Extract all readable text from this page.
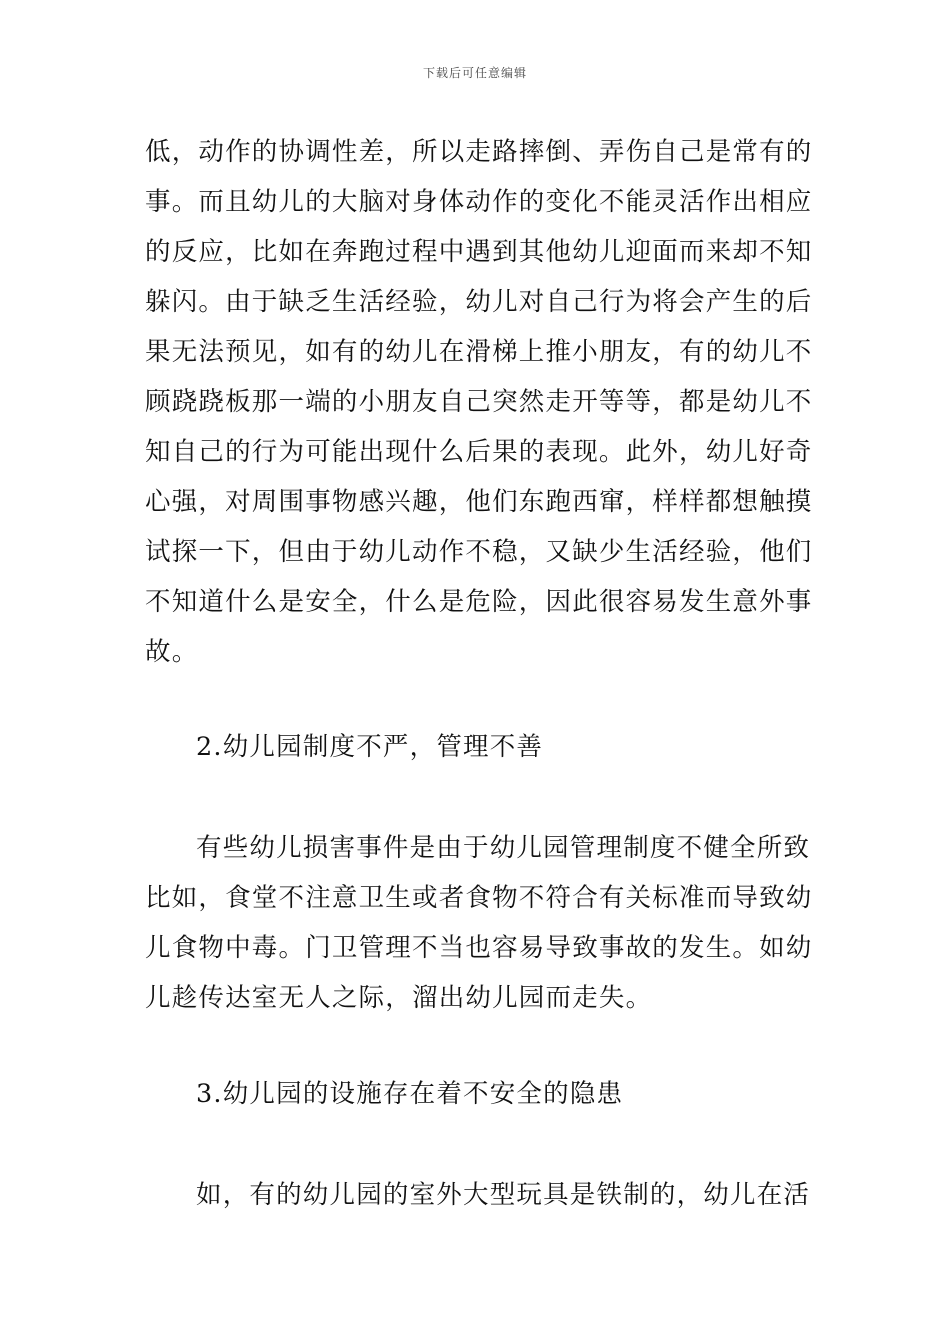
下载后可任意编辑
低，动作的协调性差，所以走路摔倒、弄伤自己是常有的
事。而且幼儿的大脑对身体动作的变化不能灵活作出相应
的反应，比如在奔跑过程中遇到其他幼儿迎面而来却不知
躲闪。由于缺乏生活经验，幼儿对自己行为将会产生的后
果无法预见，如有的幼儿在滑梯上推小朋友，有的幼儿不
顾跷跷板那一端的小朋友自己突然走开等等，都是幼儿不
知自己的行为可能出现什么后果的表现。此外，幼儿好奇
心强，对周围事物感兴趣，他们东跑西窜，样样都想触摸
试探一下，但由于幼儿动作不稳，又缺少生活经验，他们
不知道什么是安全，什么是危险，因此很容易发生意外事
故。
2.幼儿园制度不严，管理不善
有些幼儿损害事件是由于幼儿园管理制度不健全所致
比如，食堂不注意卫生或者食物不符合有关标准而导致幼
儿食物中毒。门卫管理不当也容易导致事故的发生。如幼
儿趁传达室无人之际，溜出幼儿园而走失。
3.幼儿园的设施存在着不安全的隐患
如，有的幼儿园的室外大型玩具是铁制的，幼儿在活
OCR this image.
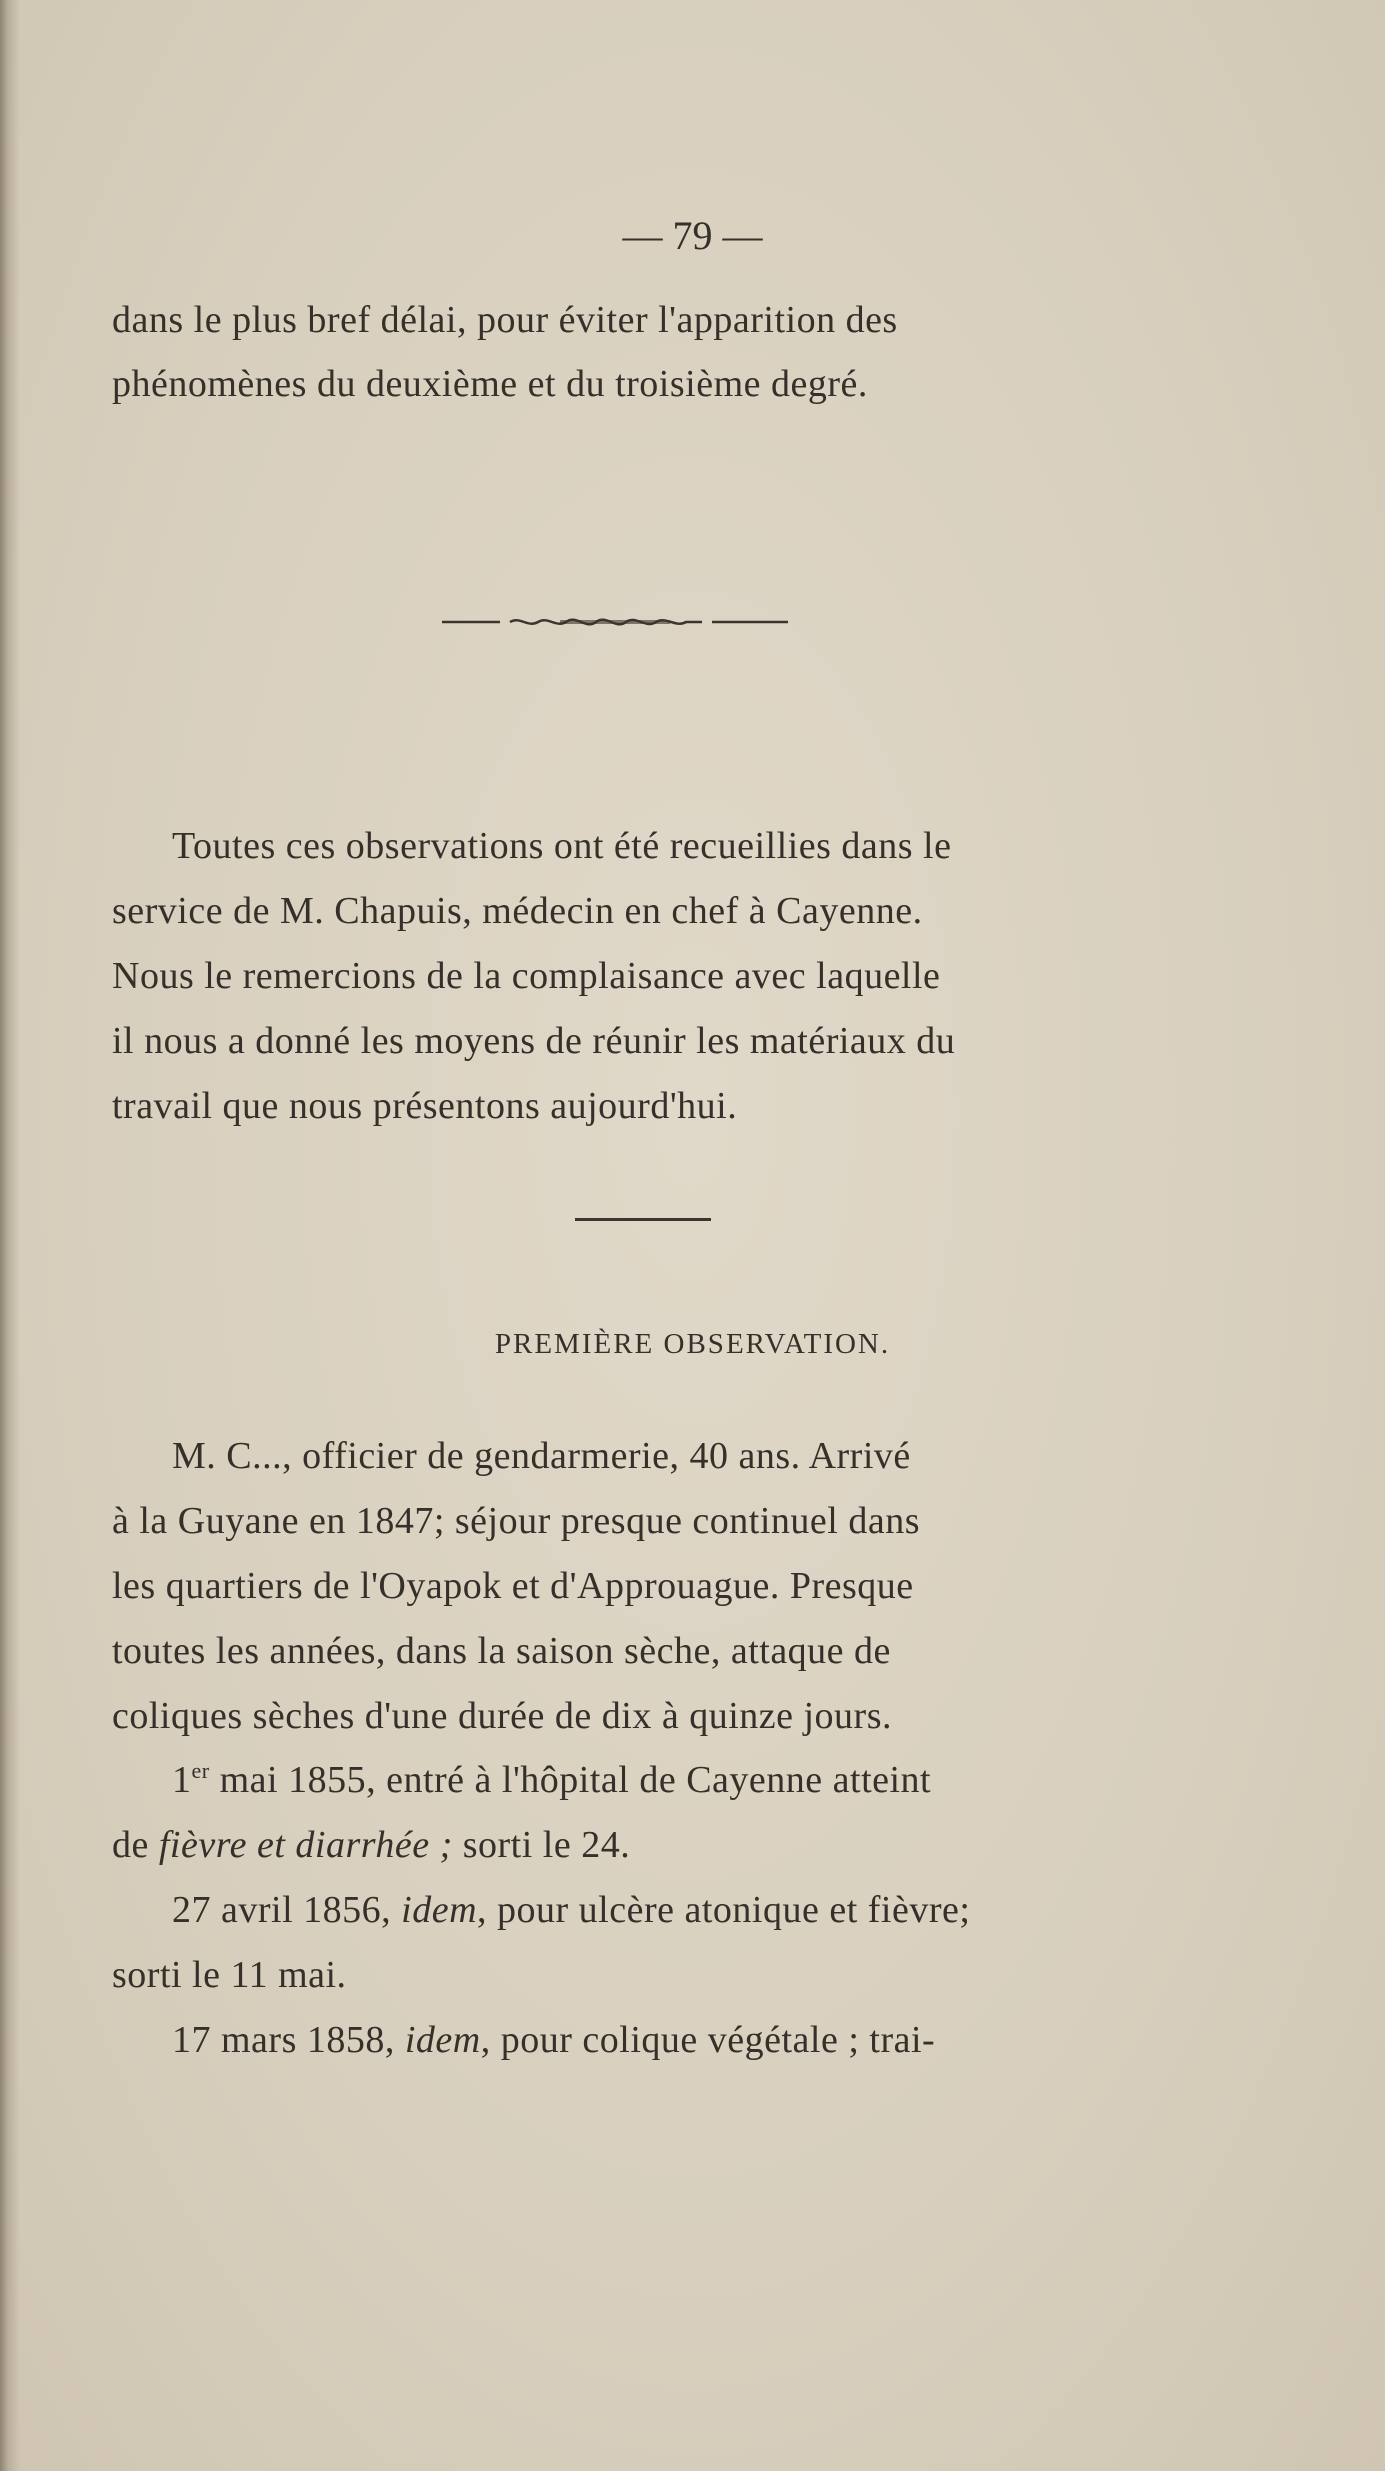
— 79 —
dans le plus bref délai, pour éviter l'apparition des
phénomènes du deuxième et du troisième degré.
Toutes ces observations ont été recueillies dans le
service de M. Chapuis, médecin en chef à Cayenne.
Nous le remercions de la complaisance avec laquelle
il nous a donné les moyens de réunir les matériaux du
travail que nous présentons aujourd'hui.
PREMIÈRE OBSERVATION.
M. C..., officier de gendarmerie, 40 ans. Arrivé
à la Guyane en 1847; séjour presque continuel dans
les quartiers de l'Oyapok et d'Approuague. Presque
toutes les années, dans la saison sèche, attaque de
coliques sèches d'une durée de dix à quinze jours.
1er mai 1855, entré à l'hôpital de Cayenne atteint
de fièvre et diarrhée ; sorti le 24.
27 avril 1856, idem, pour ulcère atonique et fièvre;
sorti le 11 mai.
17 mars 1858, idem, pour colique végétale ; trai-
...
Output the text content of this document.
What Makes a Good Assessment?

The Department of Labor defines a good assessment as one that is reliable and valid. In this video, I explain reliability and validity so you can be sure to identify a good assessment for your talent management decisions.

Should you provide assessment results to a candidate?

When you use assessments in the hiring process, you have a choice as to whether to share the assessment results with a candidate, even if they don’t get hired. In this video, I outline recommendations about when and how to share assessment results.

▶ _SET PROBLEM_: Filter the data for the string "pour" and copy every line that has it.

▶ _ANSWER TO THIS TASK_:
dans le plus bref délai, pour éviter l'apparition des
27 avril 1856, idem, pour ulcère atonique et fièvre;
17 mars 1858, idem, pour colique végétale ; trai-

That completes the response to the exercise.